[Start Records to process]
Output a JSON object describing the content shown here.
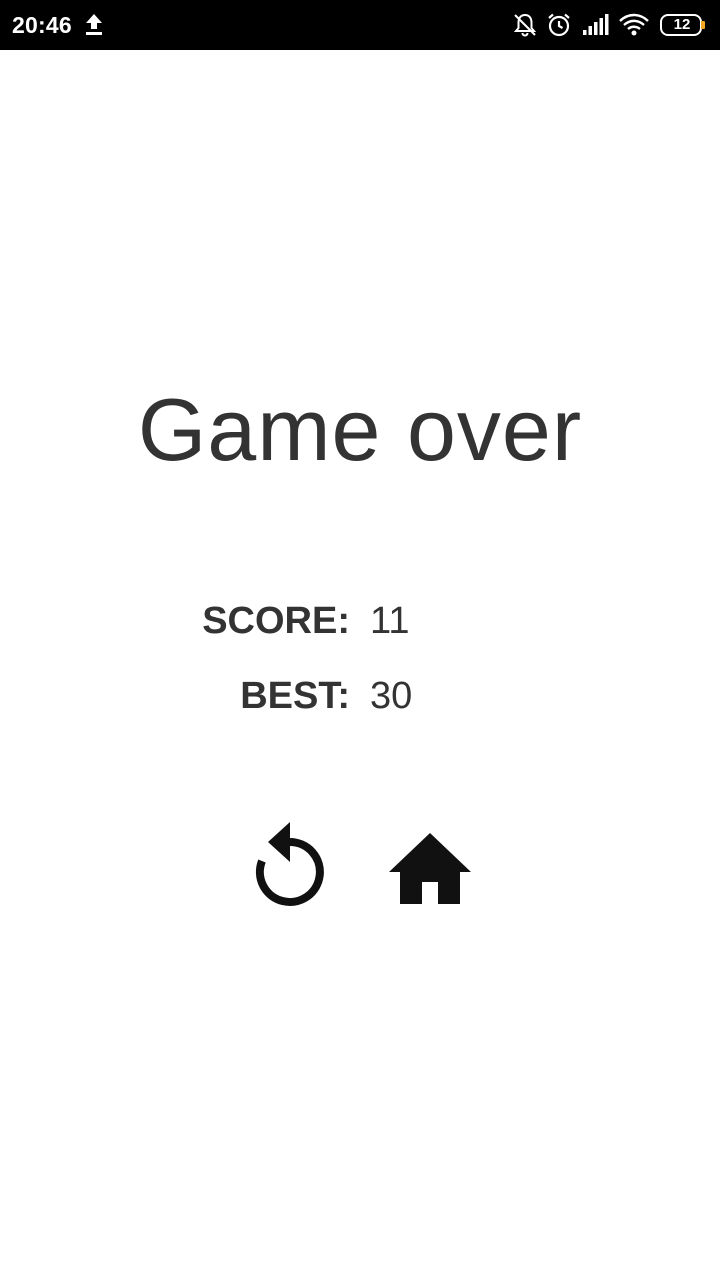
[End Records to process]
[Start Records to process]
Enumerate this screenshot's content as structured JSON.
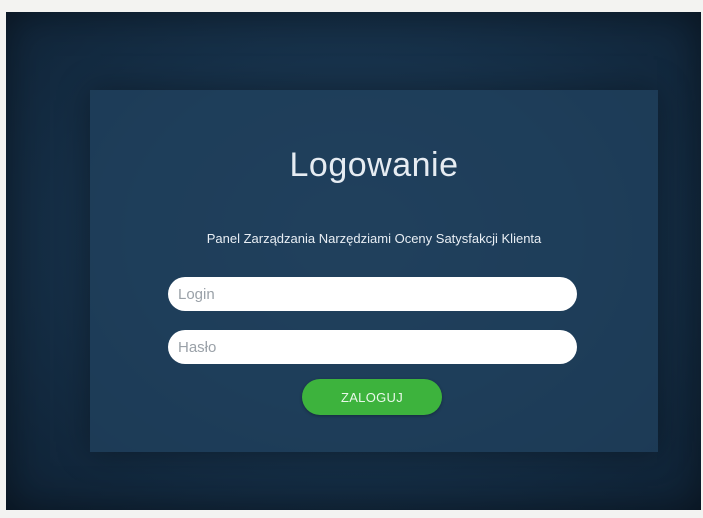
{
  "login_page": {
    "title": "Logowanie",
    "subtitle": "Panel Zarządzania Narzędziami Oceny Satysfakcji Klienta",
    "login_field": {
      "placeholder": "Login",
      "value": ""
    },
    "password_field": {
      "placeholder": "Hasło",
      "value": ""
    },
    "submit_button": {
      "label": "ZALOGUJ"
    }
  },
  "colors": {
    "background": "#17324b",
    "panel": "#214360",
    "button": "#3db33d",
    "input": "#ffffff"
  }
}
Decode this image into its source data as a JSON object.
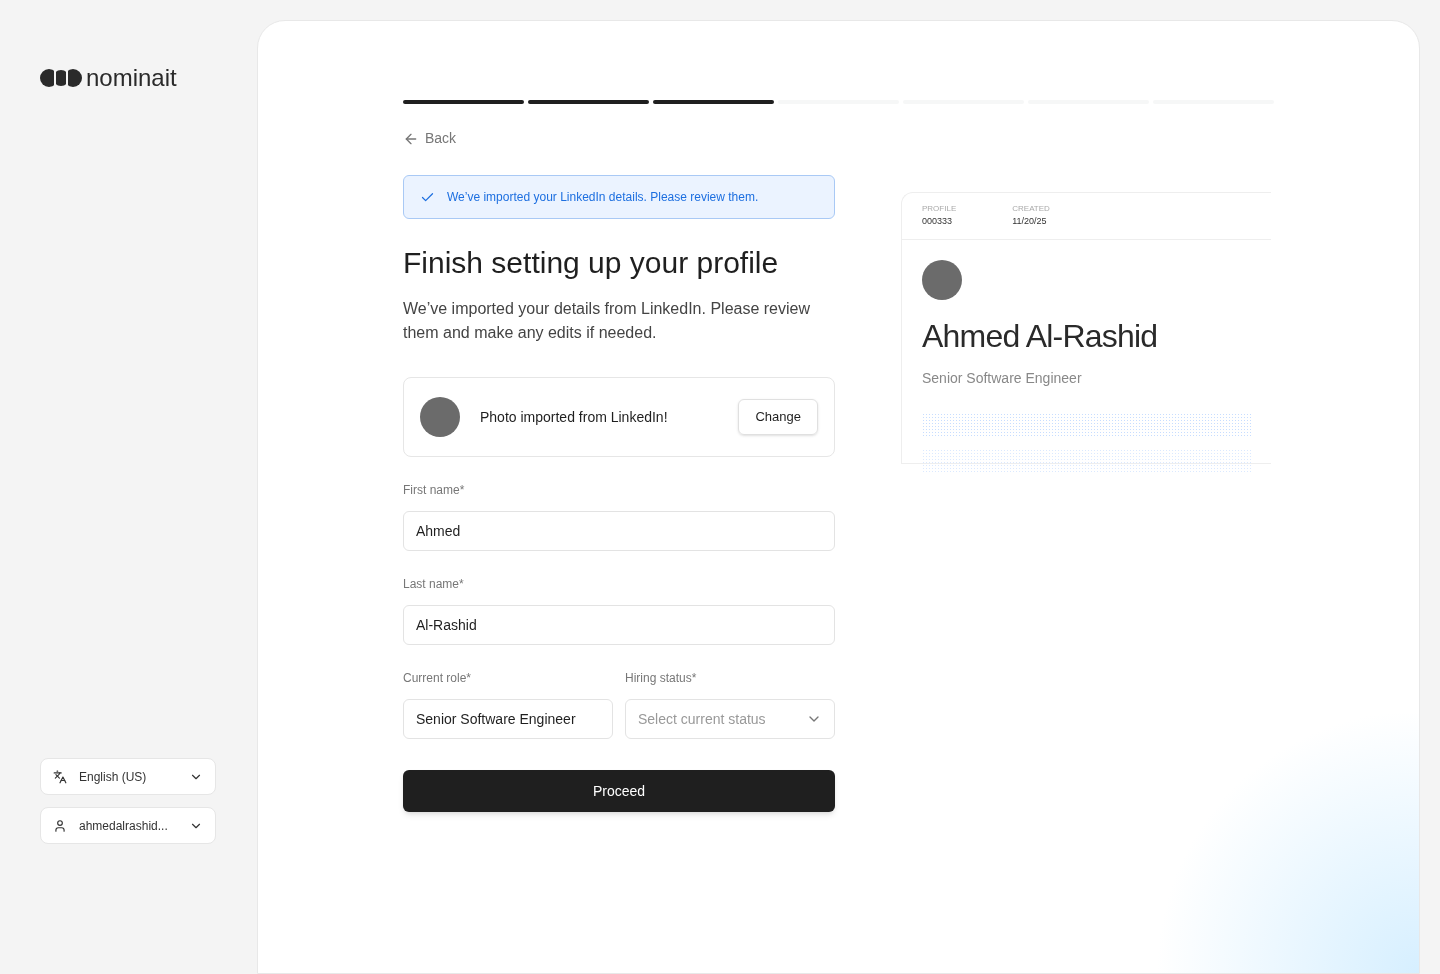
[End Records to process]
» Goal: Show all lines above holding "object".

» Task solution:
Output a JSON object describing the content shown here.
Decode this image into its source data as a JSON object.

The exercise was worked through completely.